▶ [Work to do]
Look through the lines below and extract any with the word "различном".

▶ [Task input]
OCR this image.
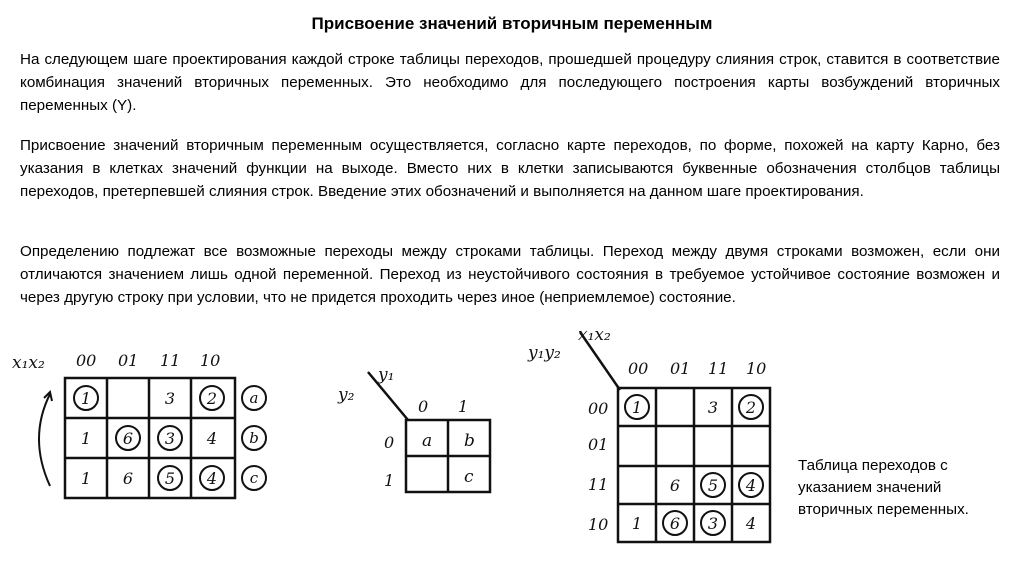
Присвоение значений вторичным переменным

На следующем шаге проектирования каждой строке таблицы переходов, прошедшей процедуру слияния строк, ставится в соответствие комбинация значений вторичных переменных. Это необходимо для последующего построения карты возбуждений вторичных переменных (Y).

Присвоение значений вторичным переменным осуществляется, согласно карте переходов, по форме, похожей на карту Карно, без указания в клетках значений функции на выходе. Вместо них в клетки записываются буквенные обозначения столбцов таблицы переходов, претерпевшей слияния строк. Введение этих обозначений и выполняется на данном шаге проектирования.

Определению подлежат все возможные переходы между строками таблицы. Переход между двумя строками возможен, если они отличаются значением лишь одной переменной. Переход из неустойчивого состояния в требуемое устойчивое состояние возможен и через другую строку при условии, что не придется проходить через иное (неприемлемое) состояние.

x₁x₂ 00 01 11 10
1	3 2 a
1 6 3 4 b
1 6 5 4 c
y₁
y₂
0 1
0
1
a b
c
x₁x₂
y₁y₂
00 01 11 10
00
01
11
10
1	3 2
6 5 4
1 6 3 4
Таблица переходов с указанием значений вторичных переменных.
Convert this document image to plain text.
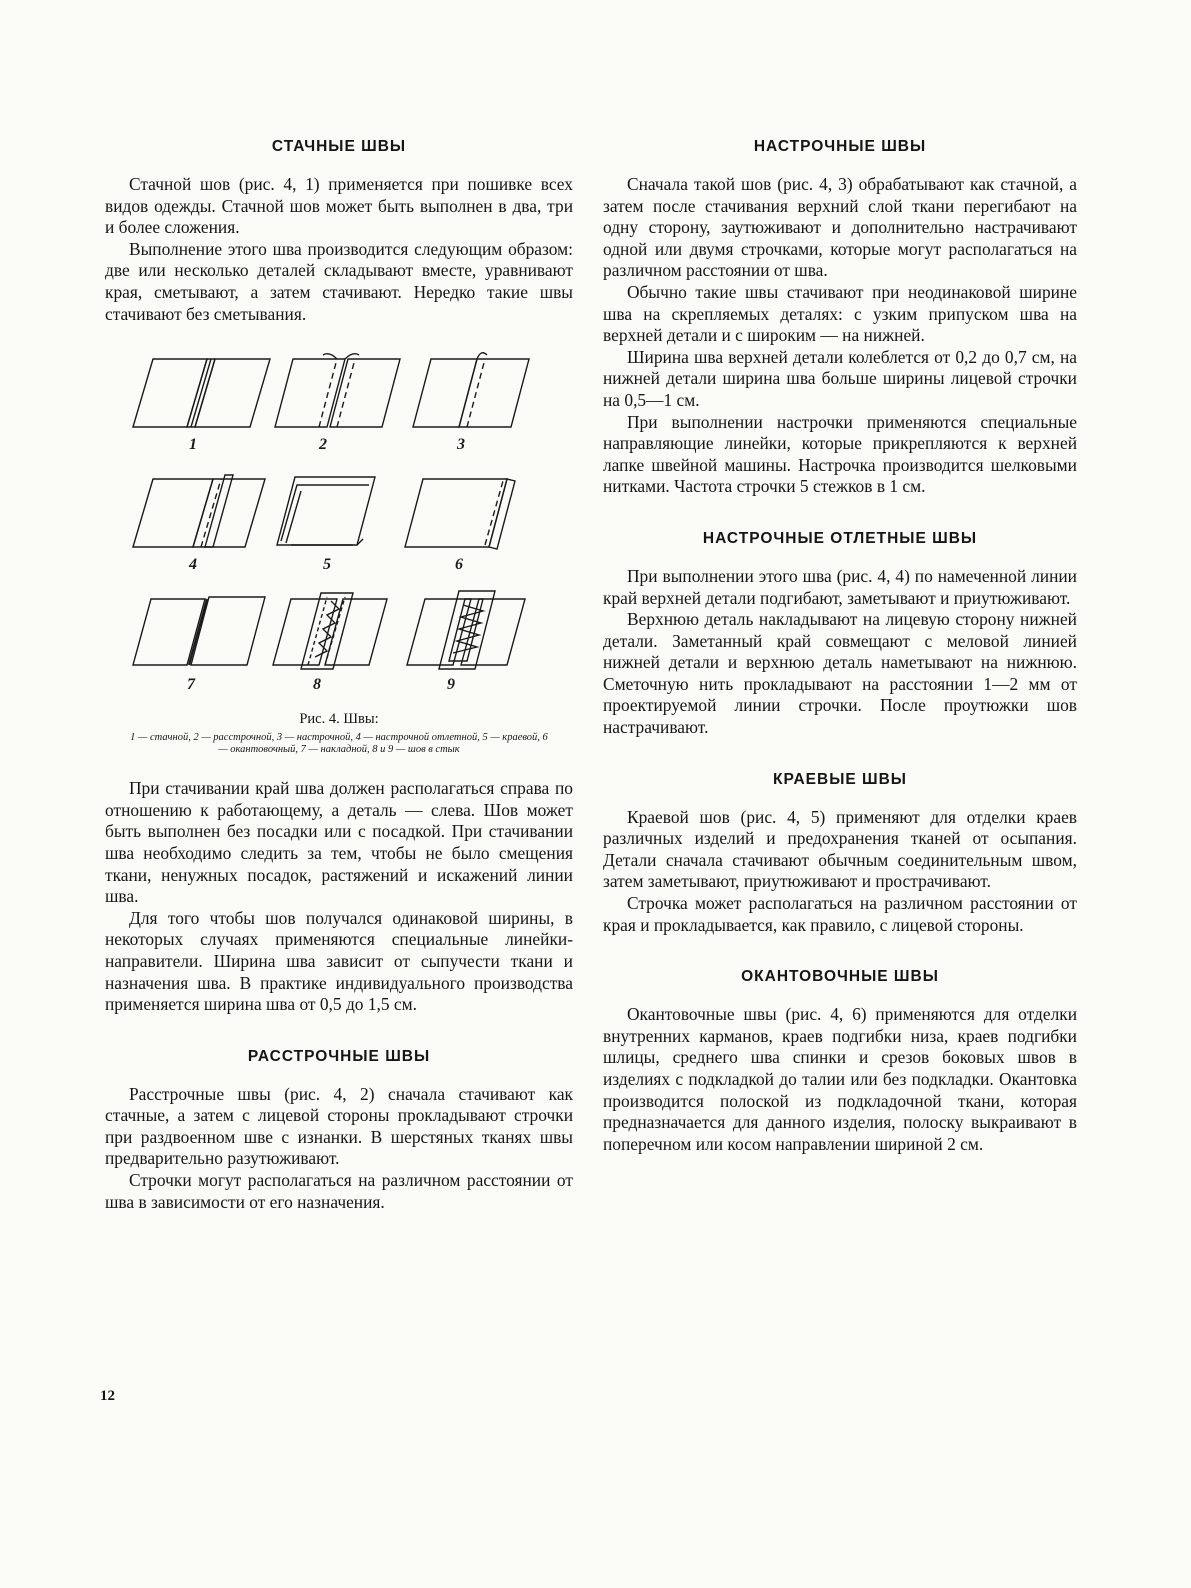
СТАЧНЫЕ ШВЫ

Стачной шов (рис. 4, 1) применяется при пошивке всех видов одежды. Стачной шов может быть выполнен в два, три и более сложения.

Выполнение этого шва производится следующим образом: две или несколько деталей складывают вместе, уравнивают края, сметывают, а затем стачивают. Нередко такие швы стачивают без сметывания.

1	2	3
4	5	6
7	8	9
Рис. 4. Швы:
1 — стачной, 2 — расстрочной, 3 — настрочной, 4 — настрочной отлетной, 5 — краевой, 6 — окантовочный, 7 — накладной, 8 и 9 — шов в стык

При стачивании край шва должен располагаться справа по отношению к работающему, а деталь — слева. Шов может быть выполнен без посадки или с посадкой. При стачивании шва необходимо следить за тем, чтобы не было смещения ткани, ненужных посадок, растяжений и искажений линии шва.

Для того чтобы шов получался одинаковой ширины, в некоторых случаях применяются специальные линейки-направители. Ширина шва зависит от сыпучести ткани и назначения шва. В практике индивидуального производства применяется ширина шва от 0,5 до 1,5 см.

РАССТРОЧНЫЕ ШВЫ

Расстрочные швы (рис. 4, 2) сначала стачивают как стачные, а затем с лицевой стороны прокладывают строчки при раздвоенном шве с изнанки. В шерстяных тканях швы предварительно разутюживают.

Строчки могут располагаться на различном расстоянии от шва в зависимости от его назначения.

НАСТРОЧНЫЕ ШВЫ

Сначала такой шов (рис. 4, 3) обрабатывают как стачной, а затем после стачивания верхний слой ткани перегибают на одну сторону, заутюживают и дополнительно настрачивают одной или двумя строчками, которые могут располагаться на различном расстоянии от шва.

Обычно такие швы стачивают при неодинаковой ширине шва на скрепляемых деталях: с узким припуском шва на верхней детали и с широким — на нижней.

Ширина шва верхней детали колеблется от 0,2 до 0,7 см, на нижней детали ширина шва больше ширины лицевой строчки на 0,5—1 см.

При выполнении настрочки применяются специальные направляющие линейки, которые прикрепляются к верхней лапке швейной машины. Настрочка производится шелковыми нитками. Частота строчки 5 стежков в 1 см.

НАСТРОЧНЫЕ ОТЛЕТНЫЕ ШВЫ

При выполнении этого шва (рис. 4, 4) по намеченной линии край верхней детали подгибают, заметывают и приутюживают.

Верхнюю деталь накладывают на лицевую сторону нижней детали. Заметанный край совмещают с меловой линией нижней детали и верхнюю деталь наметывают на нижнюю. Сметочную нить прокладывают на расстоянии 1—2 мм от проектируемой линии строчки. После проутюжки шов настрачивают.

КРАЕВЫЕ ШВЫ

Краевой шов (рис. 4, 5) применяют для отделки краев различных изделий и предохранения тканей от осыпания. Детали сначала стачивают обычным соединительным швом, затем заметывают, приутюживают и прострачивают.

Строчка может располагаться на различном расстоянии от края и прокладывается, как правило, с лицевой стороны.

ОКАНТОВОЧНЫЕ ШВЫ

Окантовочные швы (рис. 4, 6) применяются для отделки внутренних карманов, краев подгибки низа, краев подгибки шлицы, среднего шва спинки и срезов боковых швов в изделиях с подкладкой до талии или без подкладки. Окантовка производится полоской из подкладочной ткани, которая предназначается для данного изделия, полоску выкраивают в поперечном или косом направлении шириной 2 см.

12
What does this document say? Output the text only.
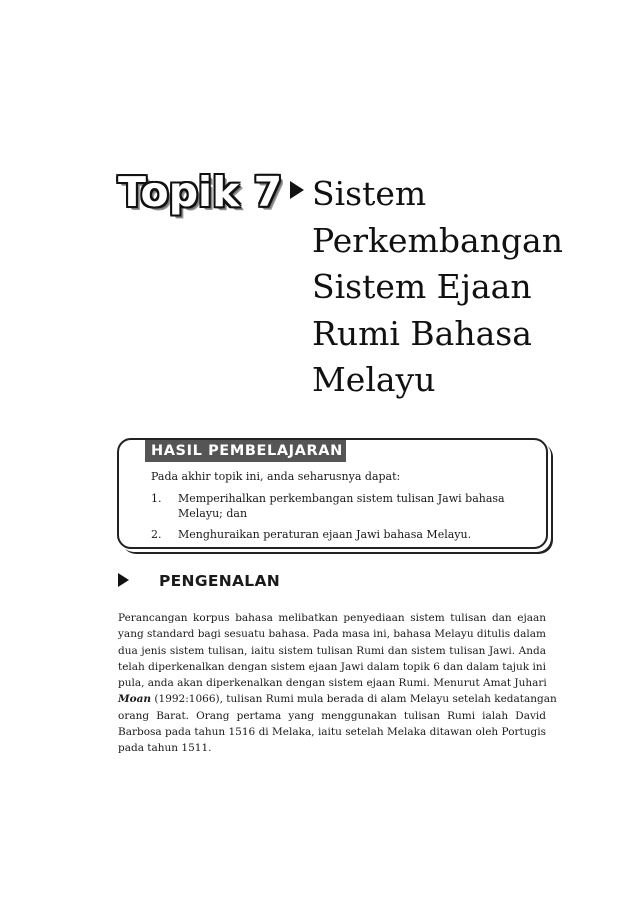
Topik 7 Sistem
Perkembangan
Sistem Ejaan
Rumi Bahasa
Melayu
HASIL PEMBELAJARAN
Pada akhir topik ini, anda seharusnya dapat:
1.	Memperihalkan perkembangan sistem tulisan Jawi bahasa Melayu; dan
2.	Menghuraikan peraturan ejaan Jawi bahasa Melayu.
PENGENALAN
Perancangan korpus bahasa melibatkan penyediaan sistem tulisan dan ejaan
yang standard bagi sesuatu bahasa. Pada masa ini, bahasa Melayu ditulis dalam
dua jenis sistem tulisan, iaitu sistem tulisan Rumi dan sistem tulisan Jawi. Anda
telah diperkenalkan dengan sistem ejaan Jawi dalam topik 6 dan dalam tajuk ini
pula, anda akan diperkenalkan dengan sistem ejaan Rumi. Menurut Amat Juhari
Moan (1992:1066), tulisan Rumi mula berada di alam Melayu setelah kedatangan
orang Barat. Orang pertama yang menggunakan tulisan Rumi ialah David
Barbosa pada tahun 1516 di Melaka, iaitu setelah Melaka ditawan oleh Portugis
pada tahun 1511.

▶ [The completed task]
Строчки могут располагаться на различном расстоянии от шва в зависимости от его назначения.
Сначала такой шов (рис. 4, 3) обрабатывают как стачной, а затем после стачивания верхний слой ткани перегибают на одну сторону, заутюживают и дополнительно настрачивают одной или двумя строчками, которые могут располагаться на различном расстоянии от шва.
Строчка может располагаться на различном расстоянии от края и прокладывается, как правило, с лицевой стороны.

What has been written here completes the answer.